Aim:
Below are some records; return each one exactly.

=-=-=

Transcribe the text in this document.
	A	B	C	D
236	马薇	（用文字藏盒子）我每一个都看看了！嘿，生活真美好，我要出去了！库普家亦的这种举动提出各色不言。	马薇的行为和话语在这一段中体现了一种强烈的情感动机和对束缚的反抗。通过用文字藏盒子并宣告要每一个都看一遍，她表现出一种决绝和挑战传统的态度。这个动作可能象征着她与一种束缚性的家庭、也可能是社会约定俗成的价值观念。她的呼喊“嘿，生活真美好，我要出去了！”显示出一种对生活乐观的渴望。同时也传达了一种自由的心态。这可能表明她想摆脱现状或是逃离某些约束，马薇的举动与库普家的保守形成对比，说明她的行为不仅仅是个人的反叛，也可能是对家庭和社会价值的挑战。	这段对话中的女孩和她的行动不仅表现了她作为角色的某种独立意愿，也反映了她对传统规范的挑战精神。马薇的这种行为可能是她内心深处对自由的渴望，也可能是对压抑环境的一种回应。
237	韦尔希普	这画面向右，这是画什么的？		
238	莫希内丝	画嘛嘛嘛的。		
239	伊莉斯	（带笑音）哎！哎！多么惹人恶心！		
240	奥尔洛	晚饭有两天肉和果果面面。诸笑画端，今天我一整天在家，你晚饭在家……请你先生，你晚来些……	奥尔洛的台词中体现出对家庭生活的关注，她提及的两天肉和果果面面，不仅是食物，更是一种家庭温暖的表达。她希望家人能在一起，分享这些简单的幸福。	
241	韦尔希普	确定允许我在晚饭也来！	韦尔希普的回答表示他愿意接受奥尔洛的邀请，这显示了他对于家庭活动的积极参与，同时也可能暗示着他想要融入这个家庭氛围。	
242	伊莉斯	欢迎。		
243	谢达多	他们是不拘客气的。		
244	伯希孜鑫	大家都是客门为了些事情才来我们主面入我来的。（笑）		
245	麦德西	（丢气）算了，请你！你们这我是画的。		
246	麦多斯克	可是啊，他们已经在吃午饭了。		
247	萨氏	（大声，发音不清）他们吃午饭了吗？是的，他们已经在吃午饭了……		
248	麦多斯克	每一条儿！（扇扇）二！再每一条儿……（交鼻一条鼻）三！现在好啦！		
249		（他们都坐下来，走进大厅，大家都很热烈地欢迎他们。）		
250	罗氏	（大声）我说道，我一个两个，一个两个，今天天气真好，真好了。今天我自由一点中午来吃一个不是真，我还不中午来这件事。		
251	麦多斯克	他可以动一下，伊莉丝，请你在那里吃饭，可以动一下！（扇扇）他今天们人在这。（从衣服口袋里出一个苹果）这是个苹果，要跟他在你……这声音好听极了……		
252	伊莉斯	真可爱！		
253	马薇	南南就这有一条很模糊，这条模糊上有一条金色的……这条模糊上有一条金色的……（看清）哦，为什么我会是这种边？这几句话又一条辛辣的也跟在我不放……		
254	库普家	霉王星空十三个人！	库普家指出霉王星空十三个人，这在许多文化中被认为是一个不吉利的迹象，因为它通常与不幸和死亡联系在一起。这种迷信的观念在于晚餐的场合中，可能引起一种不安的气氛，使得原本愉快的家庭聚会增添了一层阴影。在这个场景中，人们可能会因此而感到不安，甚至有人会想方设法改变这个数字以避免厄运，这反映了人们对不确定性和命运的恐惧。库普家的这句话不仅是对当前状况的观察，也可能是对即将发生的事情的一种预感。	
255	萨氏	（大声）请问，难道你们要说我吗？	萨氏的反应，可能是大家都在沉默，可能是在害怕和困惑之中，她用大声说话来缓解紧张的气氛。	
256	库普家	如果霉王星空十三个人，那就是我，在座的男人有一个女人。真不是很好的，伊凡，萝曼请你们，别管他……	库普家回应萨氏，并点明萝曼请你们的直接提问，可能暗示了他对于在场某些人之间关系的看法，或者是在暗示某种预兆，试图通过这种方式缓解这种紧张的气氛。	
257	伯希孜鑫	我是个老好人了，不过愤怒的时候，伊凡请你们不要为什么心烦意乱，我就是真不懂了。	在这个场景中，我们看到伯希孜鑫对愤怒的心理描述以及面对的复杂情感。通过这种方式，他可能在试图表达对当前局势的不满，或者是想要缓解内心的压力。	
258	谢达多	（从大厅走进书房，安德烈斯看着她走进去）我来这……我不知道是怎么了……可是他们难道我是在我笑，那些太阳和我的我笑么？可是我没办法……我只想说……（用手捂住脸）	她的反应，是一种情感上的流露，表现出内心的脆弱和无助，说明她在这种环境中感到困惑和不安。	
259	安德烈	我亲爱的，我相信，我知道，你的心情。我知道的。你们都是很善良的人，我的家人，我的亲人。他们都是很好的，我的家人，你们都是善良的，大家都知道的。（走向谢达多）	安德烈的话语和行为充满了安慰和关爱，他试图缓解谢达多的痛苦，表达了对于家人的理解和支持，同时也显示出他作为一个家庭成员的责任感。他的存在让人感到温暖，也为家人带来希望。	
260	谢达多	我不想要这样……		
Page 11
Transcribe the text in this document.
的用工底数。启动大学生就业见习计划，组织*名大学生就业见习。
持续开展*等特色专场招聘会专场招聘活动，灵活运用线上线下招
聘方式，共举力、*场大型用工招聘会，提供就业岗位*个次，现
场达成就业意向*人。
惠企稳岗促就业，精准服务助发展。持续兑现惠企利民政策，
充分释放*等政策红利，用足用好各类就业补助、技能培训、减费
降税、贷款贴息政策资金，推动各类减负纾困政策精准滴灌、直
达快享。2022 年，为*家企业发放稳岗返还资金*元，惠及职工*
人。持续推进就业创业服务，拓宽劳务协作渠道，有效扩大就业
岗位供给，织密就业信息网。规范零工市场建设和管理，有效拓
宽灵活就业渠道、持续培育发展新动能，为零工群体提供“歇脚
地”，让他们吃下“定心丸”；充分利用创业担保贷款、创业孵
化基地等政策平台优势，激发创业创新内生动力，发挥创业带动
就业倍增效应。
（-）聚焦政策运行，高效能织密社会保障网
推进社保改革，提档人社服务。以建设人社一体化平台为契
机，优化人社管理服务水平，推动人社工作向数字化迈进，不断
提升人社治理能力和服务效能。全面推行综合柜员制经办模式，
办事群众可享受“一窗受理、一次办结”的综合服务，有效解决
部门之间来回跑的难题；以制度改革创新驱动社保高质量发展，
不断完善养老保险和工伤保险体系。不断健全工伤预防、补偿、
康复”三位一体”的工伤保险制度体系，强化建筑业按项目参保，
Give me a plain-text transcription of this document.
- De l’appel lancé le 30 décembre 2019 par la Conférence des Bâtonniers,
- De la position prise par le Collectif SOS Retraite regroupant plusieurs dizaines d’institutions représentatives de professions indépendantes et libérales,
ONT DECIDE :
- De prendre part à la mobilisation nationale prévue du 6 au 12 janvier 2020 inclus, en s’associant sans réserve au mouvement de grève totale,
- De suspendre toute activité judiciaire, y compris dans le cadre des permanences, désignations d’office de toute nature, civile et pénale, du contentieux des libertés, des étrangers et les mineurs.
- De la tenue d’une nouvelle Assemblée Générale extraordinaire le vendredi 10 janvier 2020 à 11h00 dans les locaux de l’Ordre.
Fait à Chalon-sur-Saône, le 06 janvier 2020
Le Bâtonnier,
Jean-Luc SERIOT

=-=-=

Correct answer:
Transcribe the text in this document.
	A	B	C	D
236	马薇	（用文字藏盒子）我每一个都看看了！嘿，生活真美好，我要出去了！库普家亦的这种举动提出各色不言。	马薇的行为和话语在这一段中体现了一种强烈的情感动机和对束缚的反抗。通过用文字藏盒子并宣告要每一个都看一遍，她表现出一种决绝和挑战传统的态度。这个动作可能象征着她与一种束缚性的家庭、也可能是社会约定俗成的价值观念。她的呼喊“嘿，生活真美好，我要出去了！”显示出一种对生活乐观的渴望。同时也传达了一种自由的心态。这可能表明她想摆脱现状或是逃离某些约束，马薇的举动与库普家的保守形成对比，说明她的行为不仅仅是个人的反叛，也可能是对家庭和社会价值的挑战。	这段对话中的女孩和她的行动不仅表现了她作为角色的某种独立意愿，也反映了她对传统规范的挑战精神。马薇的这种行为可能是她内心深处对自由的渴望，也可能是对压抑环境的一种回应。
237	韦尔希普	这画面向右，这是画什么的？		
238	莫希内丝	画嘛嘛嘛的。		
239	伊莉斯	（带笑音）哎！哎！多么惹人恶心！		
240	奥尔洛	晚饭有两天肉和果果面面。诸笑画端，今天我一整天在家，你晚饭在家……请你先生，你晚来些……	奥尔洛的台词中体现出对家庭生活的关注，她提及的两天肉和果果面面，不仅是食物，更是一种家庭温暖的表达。她希望家人能在一起，分享这些简单的幸福。	
241	韦尔希普	确定允许我在晚饭也来！	韦尔希普的回答表示他愿意接受奥尔洛的邀请，这显示了他对于家庭活动的积极参与，同时也可能暗示着他想要融入这个家庭氛围。	
242	伊莉斯	欢迎。		
243	谢达多	他们是不拘客气的。		
244	伯希孜鑫	大家都是客门为了些事情才来我们主面入我来的。（笑）		
245	麦德西	（丢气）算了，请你！你们这我是画的。		
246	麦多斯克	可是啊，他们已经在吃午饭了。		
247	萨氏	（大声，发音不清）他们吃午饭了吗？是的，他们已经在吃午饭了……		
248	麦多斯克	每一条儿！（扇扇）二！再每一条儿……（交鼻一条鼻）三！现在好啦！		
249		（他们都坐下来，走进大厅，大家都很热烈地欢迎他们。）		
250	罗氏	（大声）我说道，我一个两个，一个两个，今天天气真好，真好了。今天我自由一点中午来吃一个不是真，我还不中午来这件事。		
251	麦多斯克	他可以动一下，伊莉丝，请你在那里吃饭，可以动一下！（扇扇）他今天们人在这。（从衣服口袋里出一个苹果）这是个苹果，要跟他在你……这声音好听极了……		
252	伊莉斯	真可爱！		
253	马薇	南南就这有一条很模糊，这条模糊上有一条金色的……这条模糊上有一条金色的……（看清）哦，为什么我会是这种边？这几句话又一条辛辣的也跟在我不放……		
254	库普家	霉王星空十三个人！	库普家指出霉王星空十三个人，这在许多文化中被认为是一个不吉利的迹象，因为它通常与不幸和死亡联系在一起。这种迷信的观念在于晚餐的场合中，可能引起一种不安的气氛，使得原本愉快的家庭聚会增添了一层阴影。在这个场景中，人们可能会因此而感到不安，甚至有人会想方设法改变这个数字以避免厄运，这反映了人们对不确定性和命运的恐惧。库普家的这句话不仅是对当前状况的观察，也可能是对即将发生的事情的一种预感。	
255	萨氏	（大声）请问，难道你们要说我吗？	萨氏的反应，可能是大家都在沉默，可能是在害怕和困惑之中，她用大声说话来缓解紧张的气氛。	
256	库普家	如果霉王星空十三个人，那就是我，在座的男人有一个女人。真不是很好的，伊凡，萝曼请你们，别管他……	库普家回应萨氏，并点明萝曼请你们的直接提问，可能暗示了他对于在场某些人之间关系的看法，或者是在暗示某种预兆，试图通过这种方式缓解这种紧张的气氛。	
257	伯希孜鑫	我是个老好人了，不过愤怒的时候，伊凡请你们不要为什么心烦意乱，我就是真不懂了。	在这个场景中，我们看到伯希孜鑫对愤怒的心理描述以及面对的复杂情感。通过这种方式，他可能在试图表达对当前局势的不满，或者是想要缓解内心的压力。	
258	谢达多	（从大厅走进书房，安德烈斯看着她走进去）我来这……我不知道是怎么了……可是他们难道我是在我笑，那些太阳和我的我笑么？可是我没办法……我只想说……（用手捂住脸）	她的反应，是一种情感上的流露，表现出内心的脆弱和无助，说明她在这种环境中感到困惑和不安。	
259	安德烈	我亲爱的，我相信，我知道，你的心情。我知道的。你们都是很善良的人，我的家人，我的亲人。他们都是很好的，我的家人，你们都是善良的，大家都知道的。（走向谢达多）	安德烈的话语和行为充满了安慰和关爱，他试图缓解谢达多的痛苦，表达了对于家人的理解和支持，同时也显示出他作为一个家庭成员的责任感。他的存在让人感到温暖，也为家人带来希望。	
260	谢达多	我不想要这样……		
Page 11
Transcribe the text in this document.
的用工底数。启动大学生就业见习计划，组织*名大学生就业见习。
持续开展*等特色专场招聘会专场招聘活动，灵活运用线上线下招
聘方式，共举力、*场大型用工招聘会，提供就业岗位*个次，现
场达成就业意向*人。
惠企稳岗促就业，精准服务助发展。持续兑现惠企利民政策，
充分释放*等政策红利，用足用好各类就业补助、技能培训、减费
降税、贷款贴息政策资金，推动各类减负纾困政策精准滴灌、直
达快享。2022 年，为*家企业发放稳岗返还资金*元，惠及职工*
人。持续推进就业创业服务，拓宽劳务协作渠道，有效扩大就业
岗位供给，织密就业信息网。规范零工市场建设和管理，有效拓
宽灵活就业渠道、持续培育发展新动能，为零工群体提供“歇脚
地”，让他们吃下“定心丸”；充分利用创业担保贷款、创业孵
化基地等政策平台优势，激发创业创新内生动力，发挥创业带动
就业倍增效应。
（-）聚焦政策运行，高效能织密社会保障网
推进社保改革，提档人社服务。以建设人社一体化平台为契
机，优化人社管理服务水平，推动人社工作向数字化迈进，不断
提升人社治理能力和服务效能。全面推行综合柜员制经办模式，
办事群众可享受“一窗受理、一次办结”的综合服务，有效解决
部门之间来回跑的难题；以制度改革创新驱动社保高质量发展，
不断完善养老保险和工伤保险体系。不断健全工伤预防、补偿、
康复”三位一体”的工伤保险制度体系，强化建筑业按项目参保，
Give me a plain-text transcription of this document.
- De l’appel lancé le 30 décembre 2019 par la Conférence des Bâtonniers,
- De la position prise par le Collectif SOS Retraite regroupant plusieurs dizaines d’institutions représentatives de professions indépendantes et libérales,
ONT DECIDE :
- De prendre part à la mobilisation nationale prévue du 6 au 12 janvier 2020 inclus, en s’associant sans réserve au mouvement de grève totale,
- De suspendre toute activité judiciaire, y compris dans le cadre des permanences, désignations d’office de toute nature, civile et pénale, du contentieux des libertés, des étrangers et les mineurs.
- De la tenue d’une nouvelle Assemblée Générale extraordinaire le vendredi 10 janvier 2020 à 11h00 dans les locaux de l’Ordre.
Fait à Chalon-sur-Saône, le 06 janvier 2020
Le Bâtonnier,
Jean-Luc SERIOT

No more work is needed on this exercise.